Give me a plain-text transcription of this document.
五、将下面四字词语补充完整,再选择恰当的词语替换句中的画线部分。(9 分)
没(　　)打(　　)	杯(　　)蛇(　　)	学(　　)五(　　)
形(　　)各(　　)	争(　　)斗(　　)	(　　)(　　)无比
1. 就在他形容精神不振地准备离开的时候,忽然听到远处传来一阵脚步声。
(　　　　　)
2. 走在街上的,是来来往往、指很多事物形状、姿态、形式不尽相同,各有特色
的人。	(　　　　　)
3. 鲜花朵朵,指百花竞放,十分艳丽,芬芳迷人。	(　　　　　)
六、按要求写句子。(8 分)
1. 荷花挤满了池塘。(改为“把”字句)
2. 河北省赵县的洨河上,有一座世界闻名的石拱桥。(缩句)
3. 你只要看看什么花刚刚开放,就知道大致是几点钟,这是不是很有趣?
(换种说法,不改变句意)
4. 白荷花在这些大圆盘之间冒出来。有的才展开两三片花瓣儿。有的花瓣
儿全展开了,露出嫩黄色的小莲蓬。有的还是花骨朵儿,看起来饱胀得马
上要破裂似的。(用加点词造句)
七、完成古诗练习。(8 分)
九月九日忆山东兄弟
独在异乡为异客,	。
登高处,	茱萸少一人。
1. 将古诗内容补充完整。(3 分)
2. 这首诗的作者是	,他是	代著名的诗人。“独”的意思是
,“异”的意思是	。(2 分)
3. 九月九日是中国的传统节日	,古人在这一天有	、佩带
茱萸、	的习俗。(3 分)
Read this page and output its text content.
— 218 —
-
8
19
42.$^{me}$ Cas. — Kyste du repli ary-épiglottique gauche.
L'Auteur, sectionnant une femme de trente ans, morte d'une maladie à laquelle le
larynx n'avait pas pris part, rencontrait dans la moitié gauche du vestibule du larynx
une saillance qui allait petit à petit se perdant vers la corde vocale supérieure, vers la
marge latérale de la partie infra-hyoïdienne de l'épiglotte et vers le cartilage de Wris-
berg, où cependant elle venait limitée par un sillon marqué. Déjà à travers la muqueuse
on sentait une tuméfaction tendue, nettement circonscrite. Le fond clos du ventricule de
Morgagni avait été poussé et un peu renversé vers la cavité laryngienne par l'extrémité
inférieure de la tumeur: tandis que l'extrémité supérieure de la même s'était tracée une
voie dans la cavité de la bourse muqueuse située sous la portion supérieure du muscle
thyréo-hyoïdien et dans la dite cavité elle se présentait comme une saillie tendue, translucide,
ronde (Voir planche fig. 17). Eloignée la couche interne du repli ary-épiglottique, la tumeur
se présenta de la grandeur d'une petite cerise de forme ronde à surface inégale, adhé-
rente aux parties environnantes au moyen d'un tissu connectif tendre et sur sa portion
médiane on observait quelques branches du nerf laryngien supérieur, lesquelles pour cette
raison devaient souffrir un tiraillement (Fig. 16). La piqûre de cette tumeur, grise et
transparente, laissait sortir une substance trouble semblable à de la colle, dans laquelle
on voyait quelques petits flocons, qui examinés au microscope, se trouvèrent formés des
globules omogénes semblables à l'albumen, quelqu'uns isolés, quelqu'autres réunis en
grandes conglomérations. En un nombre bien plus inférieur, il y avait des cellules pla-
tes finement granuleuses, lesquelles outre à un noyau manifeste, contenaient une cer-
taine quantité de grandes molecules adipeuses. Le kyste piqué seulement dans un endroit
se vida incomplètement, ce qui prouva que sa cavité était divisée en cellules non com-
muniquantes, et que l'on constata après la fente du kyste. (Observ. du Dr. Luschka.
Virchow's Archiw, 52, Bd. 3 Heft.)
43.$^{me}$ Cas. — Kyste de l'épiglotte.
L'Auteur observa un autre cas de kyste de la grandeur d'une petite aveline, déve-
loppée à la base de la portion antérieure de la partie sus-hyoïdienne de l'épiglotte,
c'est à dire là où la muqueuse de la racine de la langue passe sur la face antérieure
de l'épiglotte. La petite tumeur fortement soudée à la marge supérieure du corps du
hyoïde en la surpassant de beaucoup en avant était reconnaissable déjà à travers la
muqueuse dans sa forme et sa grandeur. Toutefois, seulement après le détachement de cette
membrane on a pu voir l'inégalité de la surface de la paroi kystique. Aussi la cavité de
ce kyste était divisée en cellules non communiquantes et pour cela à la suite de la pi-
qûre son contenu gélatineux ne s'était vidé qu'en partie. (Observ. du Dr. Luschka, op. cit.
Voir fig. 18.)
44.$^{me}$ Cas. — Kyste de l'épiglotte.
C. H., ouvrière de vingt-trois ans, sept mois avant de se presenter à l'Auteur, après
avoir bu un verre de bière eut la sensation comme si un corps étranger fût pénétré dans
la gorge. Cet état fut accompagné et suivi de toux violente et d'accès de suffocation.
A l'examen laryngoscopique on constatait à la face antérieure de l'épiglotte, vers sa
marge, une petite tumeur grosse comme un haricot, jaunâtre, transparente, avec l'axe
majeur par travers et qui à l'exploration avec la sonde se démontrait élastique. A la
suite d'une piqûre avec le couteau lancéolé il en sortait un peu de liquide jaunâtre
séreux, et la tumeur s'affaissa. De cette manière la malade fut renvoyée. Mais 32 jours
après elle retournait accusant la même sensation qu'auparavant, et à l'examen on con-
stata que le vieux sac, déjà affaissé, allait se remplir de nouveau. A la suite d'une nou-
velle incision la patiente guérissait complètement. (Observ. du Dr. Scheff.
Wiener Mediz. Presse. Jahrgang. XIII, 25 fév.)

------------------------------

### Exercise
Your task is to output the full set of records exactly as presented.

### Correct answer
Give me a plain-text transcription of this document.
五、将下面四字词语补充完整,再选择恰当的词语替换句中的画线部分。(9 分)
没(　　)打(　　)	杯(　　)蛇(　　)	学(　　)五(　　)
形(　　)各(　　)	争(　　)斗(　　)	(　　)(　　)无比
1. 就在他形容精神不振地准备离开的时候,忽然听到远处传来一阵脚步声。
(　　　　　)
2. 走在街上的,是来来往往、指很多事物形状、姿态、形式不尽相同,各有特色
的人。	(　　　　　)
3. 鲜花朵朵,指百花竞放,十分艳丽,芬芳迷人。	(　　　　　)
六、按要求写句子。(8 分)
1. 荷花挤满了池塘。(改为“把”字句)
2. 河北省赵县的洨河上,有一座世界闻名的石拱桥。(缩句)
3. 你只要看看什么花刚刚开放,就知道大致是几点钟,这是不是很有趣?
(换种说法,不改变句意)
4. 白荷花在这些大圆盘之间冒出来。有的才展开两三片花瓣儿。有的花瓣
儿全展开了,露出嫩黄色的小莲蓬。有的还是花骨朵儿,看起来饱胀得马
上要破裂似的。(用加点词造句)
七、完成古诗练习。(8 分)
九月九日忆山东兄弟
独在异乡为异客,	。
登高处,	茱萸少一人。
1. 将古诗内容补充完整。(3 分)
2. 这首诗的作者是	,他是	代著名的诗人。“独”的意思是
,“异”的意思是	。(2 分)
3. 九月九日是中国的传统节日	,古人在这一天有	、佩带
茱萸、	的习俗。(3 分)
Read this page and output its text content.
— 218 —
-
8
19
42.$^{me}$ Cas. — Kyste du repli ary-épiglottique gauche.
L'Auteur, sectionnant une femme de trente ans, morte d'une maladie à laquelle le
larynx n'avait pas pris part, rencontrait dans la moitié gauche du vestibule du larynx
une saillance qui allait petit à petit se perdant vers la corde vocale supérieure, vers la
marge latérale de la partie infra-hyoïdienne de l'épiglotte et vers le cartilage de Wris-
berg, où cependant elle venait limitée par un sillon marqué. Déjà à travers la muqueuse
on sentait une tuméfaction tendue, nettement circonscrite. Le fond clos du ventricule de
Morgagni avait été poussé et un peu renversé vers la cavité laryngienne par l'extrémité
inférieure de la tumeur: tandis que l'extrémité supérieure de la même s'était tracée une
voie dans la cavité de la bourse muqueuse située sous la portion supérieure du muscle
thyréo-hyoïdien et dans la dite cavité elle se présentait comme une saillie tendue, translucide,
ronde (Voir planche fig. 17). Eloignée la couche interne du repli ary-épiglottique, la tumeur
se présenta de la grandeur d'une petite cerise de forme ronde à surface inégale, adhé-
rente aux parties environnantes au moyen d'un tissu connectif tendre et sur sa portion
médiane on observait quelques branches du nerf laryngien supérieur, lesquelles pour cette
raison devaient souffrir un tiraillement (Fig. 16). La piqûre de cette tumeur, grise et
transparente, laissait sortir une substance trouble semblable à de la colle, dans laquelle
on voyait quelques petits flocons, qui examinés au microscope, se trouvèrent formés des
globules omogénes semblables à l'albumen, quelqu'uns isolés, quelqu'autres réunis en
grandes conglomérations. En un nombre bien plus inférieur, il y avait des cellules pla-
tes finement granuleuses, lesquelles outre à un noyau manifeste, contenaient une cer-
taine quantité de grandes molecules adipeuses. Le kyste piqué seulement dans un endroit
se vida incomplètement, ce qui prouva que sa cavité était divisée en cellules non com-
muniquantes, et que l'on constata après la fente du kyste. (Observ. du Dr. Luschka.
Virchow's Archiw, 52, Bd. 3 Heft.)
43.$^{me}$ Cas. — Kyste de l'épiglotte.
L'Auteur observa un autre cas de kyste de la grandeur d'une petite aveline, déve-
loppée à la base de la portion antérieure de la partie sus-hyoïdienne de l'épiglotte,
c'est à dire là où la muqueuse de la racine de la langue passe sur la face antérieure
de l'épiglotte. La petite tumeur fortement soudée à la marge supérieure du corps du
hyoïde en la surpassant de beaucoup en avant était reconnaissable déjà à travers la
muqueuse dans sa forme et sa grandeur. Toutefois, seulement après le détachement de cette
membrane on a pu voir l'inégalité de la surface de la paroi kystique. Aussi la cavité de
ce kyste était divisée en cellules non communiquantes et pour cela à la suite de la pi-
qûre son contenu gélatineux ne s'était vidé qu'en partie. (Observ. du Dr. Luschka, op. cit.
Voir fig. 18.)
44.$^{me}$ Cas. — Kyste de l'épiglotte.
C. H., ouvrière de vingt-trois ans, sept mois avant de se presenter à l'Auteur, après
avoir bu un verre de bière eut la sensation comme si un corps étranger fût pénétré dans
la gorge. Cet état fut accompagné et suivi de toux violente et d'accès de suffocation.
A l'examen laryngoscopique on constatait à la face antérieure de l'épiglotte, vers sa
marge, une petite tumeur grosse comme un haricot, jaunâtre, transparente, avec l'axe
majeur par travers et qui à l'exploration avec la sonde se démontrait élastique. A la
suite d'une piqûre avec le couteau lancéolé il en sortait un peu de liquide jaunâtre
séreux, et la tumeur s'affaissa. De cette manière la malade fut renvoyée. Mais 32 jours
après elle retournait accusant la même sensation qu'auparavant, et à l'examen on con-
stata que le vieux sac, déjà affaissé, allait se remplir de nouveau. A la suite d'une nou-
velle incision la patiente guérissait complètement. (Observ. du Dr. Scheff.
Wiener Mediz. Presse. Jahrgang. XIII, 25 fév.)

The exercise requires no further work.